# SUPPLIED INFORMATION:
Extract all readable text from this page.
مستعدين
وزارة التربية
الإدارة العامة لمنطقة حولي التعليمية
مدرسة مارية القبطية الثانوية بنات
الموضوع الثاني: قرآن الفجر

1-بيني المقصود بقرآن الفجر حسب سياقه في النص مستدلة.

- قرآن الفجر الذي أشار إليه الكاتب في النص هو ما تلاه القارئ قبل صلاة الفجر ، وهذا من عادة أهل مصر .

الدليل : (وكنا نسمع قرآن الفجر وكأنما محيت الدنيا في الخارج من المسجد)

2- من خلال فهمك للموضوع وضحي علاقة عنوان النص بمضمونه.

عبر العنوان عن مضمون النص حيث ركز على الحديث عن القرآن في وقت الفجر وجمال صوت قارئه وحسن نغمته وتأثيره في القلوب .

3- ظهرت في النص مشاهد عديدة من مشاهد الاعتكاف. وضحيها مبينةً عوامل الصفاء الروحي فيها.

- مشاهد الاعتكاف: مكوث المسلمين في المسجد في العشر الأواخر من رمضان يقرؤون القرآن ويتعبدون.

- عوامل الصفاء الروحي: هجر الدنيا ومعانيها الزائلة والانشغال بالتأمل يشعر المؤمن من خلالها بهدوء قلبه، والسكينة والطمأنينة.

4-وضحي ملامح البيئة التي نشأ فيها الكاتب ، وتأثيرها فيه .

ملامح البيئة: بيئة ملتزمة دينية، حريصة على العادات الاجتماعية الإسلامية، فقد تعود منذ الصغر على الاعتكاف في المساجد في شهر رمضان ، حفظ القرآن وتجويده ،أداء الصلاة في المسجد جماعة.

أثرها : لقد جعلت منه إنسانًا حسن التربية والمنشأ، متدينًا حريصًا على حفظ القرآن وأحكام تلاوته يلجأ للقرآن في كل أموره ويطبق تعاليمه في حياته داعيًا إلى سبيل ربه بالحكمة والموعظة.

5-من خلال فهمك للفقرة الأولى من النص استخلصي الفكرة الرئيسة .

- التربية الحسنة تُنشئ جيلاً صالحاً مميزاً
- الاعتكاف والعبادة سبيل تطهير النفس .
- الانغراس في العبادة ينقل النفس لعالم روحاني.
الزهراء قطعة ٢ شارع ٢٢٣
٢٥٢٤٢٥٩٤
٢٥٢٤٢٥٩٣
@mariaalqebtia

# TASK TO COMPLETE:
Extract all of the data exactly as written.

# REPLY:
Extract all readable text from this page.
مستعدين
وزارة التربية
الإدارة العامة لمنطقة حولي التعليمية
مدرسة مارية القبطية الثانوية بنات
الموضوع الثاني: قرآن الفجر

1-بيني المقصود بقرآن الفجر حسب سياقه في النص مستدلة.

- قرآن الفجر الذي أشار إليه الكاتب في النص هو ما تلاه القارئ قبل صلاة الفجر ، وهذا من عادة أهل مصر .

الدليل : (وكنا نسمع قرآن الفجر وكأنما محيت الدنيا في الخارج من المسجد)

2- من خلال فهمك للموضوع وضحي علاقة عنوان النص بمضمونه.

عبر العنوان عن مضمون النص حيث ركز على الحديث عن القرآن في وقت الفجر وجمال صوت قارئه وحسن نغمته وتأثيره في القلوب .

3- ظهرت في النص مشاهد عديدة من مشاهد الاعتكاف. وضحيها مبينةً عوامل الصفاء الروحي فيها.

- مشاهد الاعتكاف: مكوث المسلمين في المسجد في العشر الأواخر من رمضان يقرؤون القرآن ويتعبدون.

- عوامل الصفاء الروحي: هجر الدنيا ومعانيها الزائلة والانشغال بالتأمل يشعر المؤمن من خلالها بهدوء قلبه، والسكينة والطمأنينة.

4-وضحي ملامح البيئة التي نشأ فيها الكاتب ، وتأثيرها فيه .

ملامح البيئة: بيئة ملتزمة دينية، حريصة على العادات الاجتماعية الإسلامية، فقد تعود منذ الصغر على الاعتكاف في المساجد في شهر رمضان ، حفظ القرآن وتجويده ،أداء الصلاة في المسجد جماعة.

أثرها : لقد جعلت منه إنسانًا حسن التربية والمنشأ، متدينًا حريصًا على حفظ القرآن وأحكام تلاوته يلجأ للقرآن في كل أموره ويطبق تعاليمه في حياته داعيًا إلى سبيل ربه بالحكمة والموعظة.

5-من خلال فهمك للفقرة الأولى من النص استخلصي الفكرة الرئيسة .

- التربية الحسنة تُنشئ جيلاً صالحاً مميزاً
- الاعتكاف والعبادة سبيل تطهير النفس .
- الانغراس في العبادة ينقل النفس لعالم روحاني.
الزهراء قطعة ٢ شارع ٢٢٣
٢٥٢٤٢٥٩٤
٢٥٢٤٢٥٩٣
@mariaalqebtia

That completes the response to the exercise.